TASK INPUT —

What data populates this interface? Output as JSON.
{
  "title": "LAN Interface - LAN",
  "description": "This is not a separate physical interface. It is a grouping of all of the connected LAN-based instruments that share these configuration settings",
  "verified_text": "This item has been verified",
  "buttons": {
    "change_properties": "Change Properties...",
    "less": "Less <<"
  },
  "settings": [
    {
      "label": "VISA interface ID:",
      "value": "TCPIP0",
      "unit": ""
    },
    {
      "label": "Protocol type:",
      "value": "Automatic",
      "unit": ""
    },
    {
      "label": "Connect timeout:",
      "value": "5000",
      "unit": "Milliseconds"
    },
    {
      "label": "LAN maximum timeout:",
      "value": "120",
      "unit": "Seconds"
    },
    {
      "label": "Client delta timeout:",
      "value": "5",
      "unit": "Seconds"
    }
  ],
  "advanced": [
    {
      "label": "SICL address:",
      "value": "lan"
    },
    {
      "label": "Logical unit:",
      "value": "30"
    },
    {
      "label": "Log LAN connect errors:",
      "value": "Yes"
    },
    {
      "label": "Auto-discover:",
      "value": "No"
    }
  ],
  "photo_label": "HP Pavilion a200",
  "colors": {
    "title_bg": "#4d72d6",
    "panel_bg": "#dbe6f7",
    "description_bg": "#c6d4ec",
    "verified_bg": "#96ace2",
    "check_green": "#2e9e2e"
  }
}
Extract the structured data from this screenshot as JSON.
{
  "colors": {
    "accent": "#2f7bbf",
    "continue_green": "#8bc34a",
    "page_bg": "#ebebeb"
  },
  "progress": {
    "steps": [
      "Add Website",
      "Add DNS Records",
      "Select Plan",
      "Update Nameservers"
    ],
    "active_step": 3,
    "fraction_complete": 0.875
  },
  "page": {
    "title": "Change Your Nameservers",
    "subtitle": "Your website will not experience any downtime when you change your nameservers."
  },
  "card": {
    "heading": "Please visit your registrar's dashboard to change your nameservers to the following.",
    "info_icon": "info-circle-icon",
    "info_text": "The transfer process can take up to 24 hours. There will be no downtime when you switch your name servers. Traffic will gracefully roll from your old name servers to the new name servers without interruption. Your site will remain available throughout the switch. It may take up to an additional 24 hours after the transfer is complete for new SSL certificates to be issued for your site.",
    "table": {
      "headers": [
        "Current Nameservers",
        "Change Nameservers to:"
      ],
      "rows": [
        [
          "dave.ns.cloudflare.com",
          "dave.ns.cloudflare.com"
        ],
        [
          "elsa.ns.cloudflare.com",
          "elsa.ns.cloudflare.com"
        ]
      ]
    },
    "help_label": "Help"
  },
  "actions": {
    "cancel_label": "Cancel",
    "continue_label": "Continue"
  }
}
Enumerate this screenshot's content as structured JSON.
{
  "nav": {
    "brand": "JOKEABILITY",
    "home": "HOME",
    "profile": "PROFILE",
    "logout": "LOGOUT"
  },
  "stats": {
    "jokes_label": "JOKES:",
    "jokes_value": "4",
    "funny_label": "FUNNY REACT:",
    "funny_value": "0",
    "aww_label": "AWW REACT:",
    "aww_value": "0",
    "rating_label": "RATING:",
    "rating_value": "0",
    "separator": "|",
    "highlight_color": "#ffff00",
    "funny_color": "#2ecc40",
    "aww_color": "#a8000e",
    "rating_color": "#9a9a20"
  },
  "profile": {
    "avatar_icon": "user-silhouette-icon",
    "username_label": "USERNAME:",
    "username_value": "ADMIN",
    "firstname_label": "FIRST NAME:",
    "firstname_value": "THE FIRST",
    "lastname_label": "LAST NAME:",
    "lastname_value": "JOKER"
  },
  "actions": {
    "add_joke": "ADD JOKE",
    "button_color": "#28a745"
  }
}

REQUIRED TASK — From the line with "Enumerate this screenshot's" to the last line of the material, give every line again exactly, and only those lines.

TASK ANSWER —
Enumerate this screenshot's content as structured JSON.
{
  "nav": {
    "brand": "JOKEABILITY",
    "home": "HOME",
    "profile": "PROFILE",
    "logout": "LOGOUT"
  },
  "stats": {
    "jokes_label": "JOKES:",
    "jokes_value": "4",
    "funny_label": "FUNNY REACT:",
    "funny_value": "0",
    "aww_label": "AWW REACT:",
    "aww_value": "0",
    "rating_label": "RATING:",
    "rating_value": "0",
    "separator": "|",
    "highlight_color": "#ffff00",
    "funny_color": "#2ecc40",
    "aww_color": "#a8000e",
    "rating_color": "#9a9a20"
  },
  "profile": {
    "avatar_icon": "user-silhouette-icon",
    "username_label": "USERNAME:",
    "username_value": "ADMIN",
    "firstname_label": "FIRST NAME:",
    "firstname_value": "THE FIRST",
    "lastname_label": "LAST NAME:",
    "lastname_value": "JOKER"
  },
  "actions": {
    "add_joke": "ADD JOKE",
    "button_color": "#28a745"
  }
}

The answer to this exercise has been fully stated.